Truth And Lies Of Silicon Valley

on November 25, 2013
Reading Time: 5 minutes

It’s a privilege to write here, and a joy to focus on the long-term trends in technology, the rise and fall of companies and leaders, and the impact this region has upon not only America, but the entire world. I suspect Silicon Valley’s output will come to equal the impact of Detroit, my hometown, which effectively created the middle class, ensured the Allied victory in World War 2, and fundamentally altered how and where people live.

Silicon Valley is also a region that rivals Hollywood and Washington for talking about itself. It frequently displays the worst elements of both pack mentality and herd mentality, and aggressively covers up its failings, including a truly dismaying inequality in wealth and an almost gleeful ageism, all while insisting it knows best for California, the United States, for industry, for government, and for the world.

I now live here. These are my personal, unvarnished observations on Silicon Valley.

Almost all of the work in tech is done by companies and by people which tech bloggers pay scant attention to or worse, openly mock.

Patent lawsuits have about the best margins of any product or service in Silicon Valley. Consider that Apple recently won $290 million in a suit against Samsung. All told, Steve Jobs’ thermonuclear war has resulted in nearly a billion dollars in jury awards. If Apple only ultimately collects less than a third, $300 million, for example, that’s still about a 10X or greater return, no matter how they account for legal fees.

Does Coca Cola even make 10X on its syrup?
==========
**Given request 1**
Answer these questions about the Silicon Valley essay:
(a) What city does the writer name as their hometown?
(b) How much did Apple recently win in its suit against Samsung?
(c) Which two places does Silicon Valley rival for talking about itself?
**Given request 2**
List every company mentioned by name in the Silicon Valley essay.
**Given request 3**
Write the next part of the Silicon Valley essay, starting after its final line.

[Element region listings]
==========
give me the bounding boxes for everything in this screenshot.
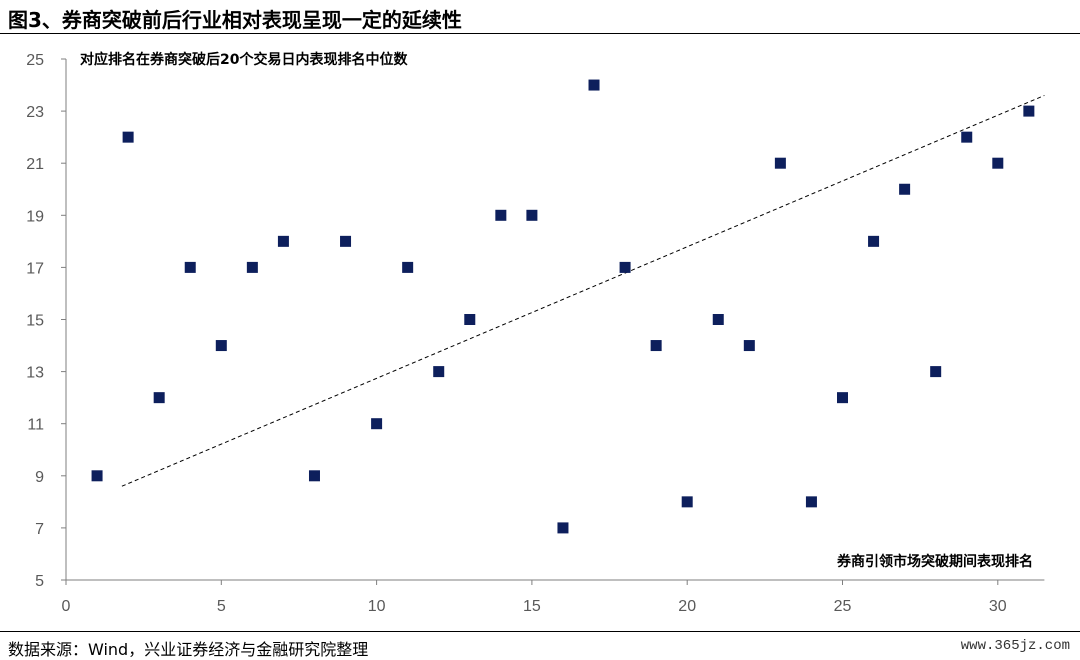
data-point: [619, 261, 631, 273]
data-point: [961, 131, 973, 143]
source-note: 数据来源：Wind，兴业证券经济与金融研究院整理: [8, 640, 369, 659]
y-tick-label: 25: [26, 52, 44, 69]
trendline-group: [121, 95, 1045, 487]
figure-title: 图3、券商突破前后行业相对表现呈现一定的延续性: [8, 8, 462, 32]
top-rule: [0, 33, 1080, 34]
y-tick-label: 21: [26, 156, 44, 173]
data-point: [464, 314, 476, 325]
y-tick-label: 17: [26, 260, 44, 277]
x-tick-label: 5: [217, 598, 226, 615]
data-point: [402, 261, 414, 273]
tick-labels: 5 7 9 11 13 15 17 19 21 23 25 0 5 10 15 20 25 30: [26, 52, 1007, 615]
data-point: [681, 496, 693, 508]
data-point: [837, 392, 848, 404]
data-point: [91, 470, 103, 482]
data-point: [184, 261, 196, 273]
y-axis-label: 对应排名在券商突破后20个交易日内表现排名中位数: [80, 51, 408, 68]
data-point: [246, 261, 258, 273]
y-tick-label: 13: [26, 365, 44, 382]
y-tick-label: 15: [26, 313, 44, 330]
data-point: [743, 340, 755, 352]
data-point: [557, 522, 569, 534]
data-point: [868, 235, 880, 247]
data-point: [805, 496, 817, 508]
data-point: [774, 157, 786, 169]
scatter-chart: 5 7 9 11 13 15 17 19 21 23 25 0 5 10 15 20 25 30 对应排名在券商突…: [26, 51, 1045, 615]
data-point: [930, 366, 942, 378]
data-point: [650, 340, 662, 352]
y-tick-label: 5: [35, 573, 44, 590]
data-point: [371, 418, 383, 430]
y-tick-label: 7: [35, 521, 44, 538]
data-point: [899, 183, 911, 195]
y-tick-label: 19: [26, 208, 44, 225]
data-point: [712, 314, 724, 325]
x-tick-label: 25: [834, 598, 852, 615]
data-point: [992, 157, 1004, 169]
x-tick-label: 15: [523, 598, 541, 615]
watermark: www.365jz.com: [960, 638, 1070, 654]
data-point: [588, 79, 600, 91]
x-tick-label: 30: [989, 598, 1007, 615]
data-point: [433, 366, 445, 378]
y-tick-label: 23: [26, 104, 44, 121]
data-point: [308, 470, 320, 482]
data-point: [215, 340, 227, 352]
data-point: [277, 235, 289, 247]
y-tick-label: 11: [27, 417, 44, 434]
data-point: [1023, 105, 1035, 117]
data-point: [526, 209, 538, 221]
x-tick-label: 20: [678, 598, 696, 615]
data-point: [153, 392, 165, 404]
bottom-rule: [0, 631, 1080, 632]
data-points: [91, 79, 1035, 534]
axes: [61, 58, 1045, 585]
data-point: [495, 209, 507, 221]
trendline: [121, 95, 1045, 487]
y-tick-label: 9: [35, 469, 44, 486]
data-point: [122, 131, 134, 143]
x-tick-label: 10: [368, 598, 386, 615]
x-axis-label: 券商引领市场突破期间表现排名: [837, 553, 1033, 570]
data-point: [340, 235, 352, 247]
x-tick-label: 0: [62, 598, 71, 615]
==========
**Task response 1**
(a) Detroit
(b) $290 million
(c) Hollywood and Washington

**Task response 2**
Apple, Samsung, Coca Cola

**Task response 3**
Computing is the new oil. The Silicon Valley “ecosystem” integrates smart people, start-ups, venture capital, and a cozy relationship between universities and for-profit corporations, has them all working at light speed and with almost zero consideration of the long-term or the existing order of things. It absolutely can be replicated in many parts of the world. This comes with a caveat, however. This area has optimized on this proven model while focused almost exclusively on computing (hardware, software, standards, apps, data, cloud, social media). Unless the copycats focus their efforts on computing-related activities, their returns will never be like what we have here. Note the very limited impact of Silicon Valley’s biotech efforts thirty years in.

Never, ever believe anyone that says Silicon Valley and Washington, DC do not mix. Washington, DC has the power, Silicon Valley has the money. The courtship is in full swing, and it’s far more than simply Washington leaders searching for big campaign contributions and re-election algorithms. Consider that under President Obama, the annual deficit alone is larger than the total value of Apple, the Valley’s biggest, richest company. Follow the money. Silicon Valley and Washington are the new Wall Street and Washington.

I always assume that any start-up whose value is based upon artificial limits is doomed. For example, Snapchat. The company is optimized for mobile, social media and the visual web. That’s almost a can’t miss. Yet, it is riding atop a temporal distortion, a gimmick whereby owners of digital content and services create artificial limits. In Snapchat’s case, the artificial limit is time (e.g. your picture or ad will vanish in 5,4,3,2,1). We all know this is not true. You may remember the briefly popular, and much-blogged-about Mailbox app, which created a sign-up list, despite the near-infinite scalability of such digital services. It may pay off in the short-term, but if you can’t cash out in the short-term, I suspect you will get burned.

There are real limits and there are made-up limits. If the limit is made-up, I don’t invest.

Speaking of investing, anyone using Snapchat for (illegal) insider trading may wish to re-consider their actions.

Almost everything you do online, and almost every time you carry your smartphone with you outside, is a far greater security risk than leaving your home WiFI open. Stop refusing to share. Stop handing over all your private data so easily.

Most people I meet here are very smart and work very hard. This is critical to their success — and to the region. Bonus: most that I meet are good people.

I have been around the world and all about this great country. Nowhere in the US is there a more socially inclusive environment than Silicon Valley — nor a more politically intolerant one. You will be branded if you are a Republican, a conservative.  Just so you know.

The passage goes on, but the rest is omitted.